→ Work required
Work out how many lines in the listing below include the word "صحبة"; answer with the number alone.

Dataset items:
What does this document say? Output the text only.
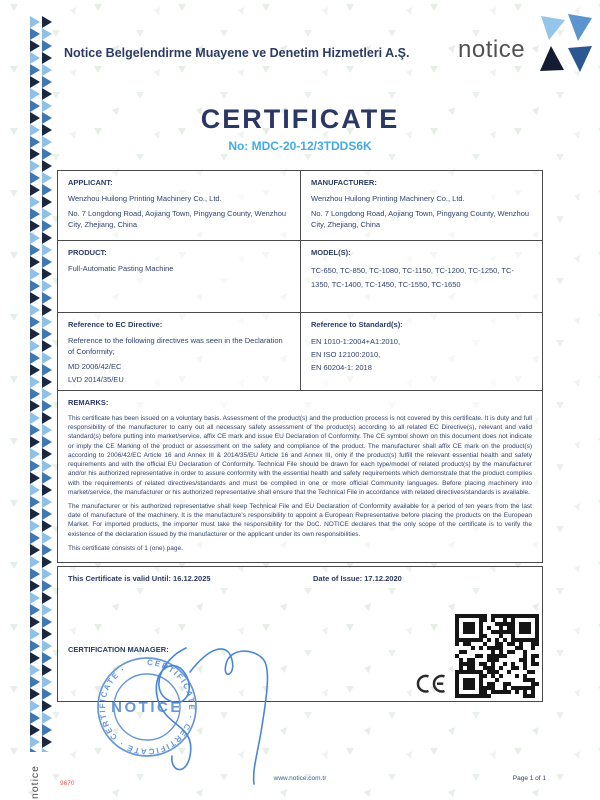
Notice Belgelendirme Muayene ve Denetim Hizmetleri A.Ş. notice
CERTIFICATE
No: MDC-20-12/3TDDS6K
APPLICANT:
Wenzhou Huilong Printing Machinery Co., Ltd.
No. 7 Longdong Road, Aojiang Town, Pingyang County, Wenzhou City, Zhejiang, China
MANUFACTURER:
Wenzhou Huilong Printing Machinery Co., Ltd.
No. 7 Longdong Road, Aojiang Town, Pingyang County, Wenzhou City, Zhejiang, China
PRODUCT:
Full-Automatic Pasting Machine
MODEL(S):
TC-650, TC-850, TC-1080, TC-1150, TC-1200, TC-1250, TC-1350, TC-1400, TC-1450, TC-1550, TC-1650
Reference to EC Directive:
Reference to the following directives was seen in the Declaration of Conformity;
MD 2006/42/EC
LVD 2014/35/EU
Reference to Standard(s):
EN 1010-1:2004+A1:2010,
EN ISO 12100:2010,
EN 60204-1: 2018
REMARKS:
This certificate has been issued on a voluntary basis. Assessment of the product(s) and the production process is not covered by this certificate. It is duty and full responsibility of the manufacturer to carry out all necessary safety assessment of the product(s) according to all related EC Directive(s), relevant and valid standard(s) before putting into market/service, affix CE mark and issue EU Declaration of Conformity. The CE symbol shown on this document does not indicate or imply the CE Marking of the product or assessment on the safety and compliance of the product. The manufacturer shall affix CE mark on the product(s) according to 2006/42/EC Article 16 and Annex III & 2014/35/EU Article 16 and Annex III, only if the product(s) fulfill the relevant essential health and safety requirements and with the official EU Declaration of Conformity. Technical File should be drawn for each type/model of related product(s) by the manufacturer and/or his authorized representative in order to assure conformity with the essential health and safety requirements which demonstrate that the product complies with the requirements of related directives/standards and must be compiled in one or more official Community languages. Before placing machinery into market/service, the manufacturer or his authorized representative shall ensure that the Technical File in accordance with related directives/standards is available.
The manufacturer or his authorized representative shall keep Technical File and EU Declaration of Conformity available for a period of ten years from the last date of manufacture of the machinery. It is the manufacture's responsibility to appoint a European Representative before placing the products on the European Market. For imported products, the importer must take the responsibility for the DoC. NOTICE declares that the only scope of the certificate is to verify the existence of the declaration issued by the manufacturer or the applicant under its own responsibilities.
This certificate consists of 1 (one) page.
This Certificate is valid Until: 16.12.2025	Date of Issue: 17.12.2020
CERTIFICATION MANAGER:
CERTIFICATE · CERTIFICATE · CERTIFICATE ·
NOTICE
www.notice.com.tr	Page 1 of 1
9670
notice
* * *
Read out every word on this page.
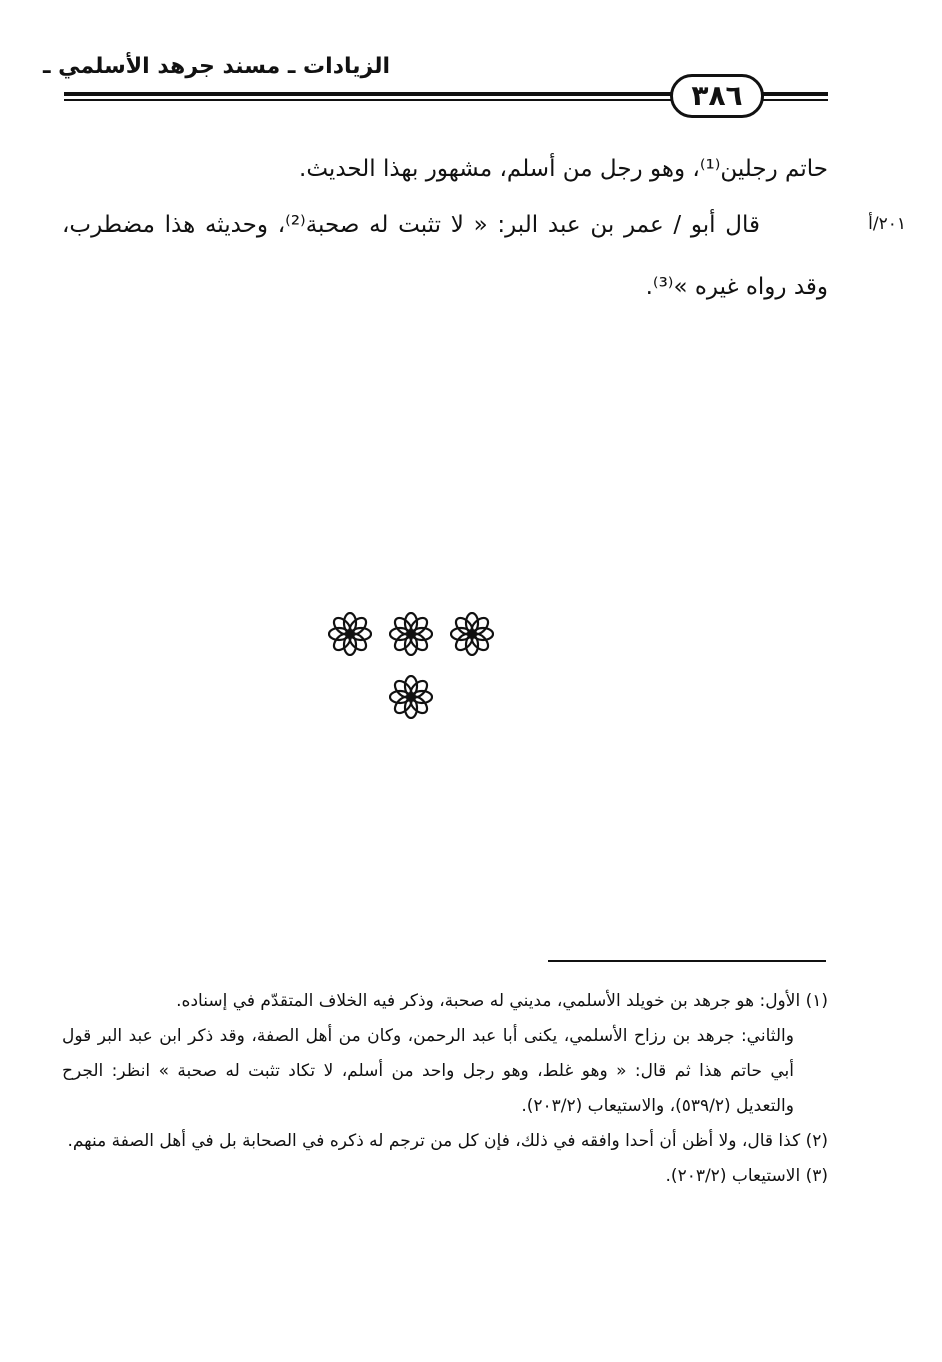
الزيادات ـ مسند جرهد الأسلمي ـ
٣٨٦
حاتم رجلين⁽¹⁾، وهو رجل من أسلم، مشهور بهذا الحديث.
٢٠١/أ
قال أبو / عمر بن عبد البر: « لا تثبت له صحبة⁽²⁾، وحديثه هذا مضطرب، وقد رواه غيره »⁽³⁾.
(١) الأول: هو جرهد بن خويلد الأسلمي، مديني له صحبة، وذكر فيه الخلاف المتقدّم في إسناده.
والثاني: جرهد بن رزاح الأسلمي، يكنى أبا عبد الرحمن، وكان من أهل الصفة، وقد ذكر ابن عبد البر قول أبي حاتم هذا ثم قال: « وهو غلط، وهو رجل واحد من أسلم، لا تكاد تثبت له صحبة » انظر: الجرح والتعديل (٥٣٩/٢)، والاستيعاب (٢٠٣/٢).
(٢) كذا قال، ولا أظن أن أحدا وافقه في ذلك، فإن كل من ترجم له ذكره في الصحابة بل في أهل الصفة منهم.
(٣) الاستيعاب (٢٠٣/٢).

→ Response below
3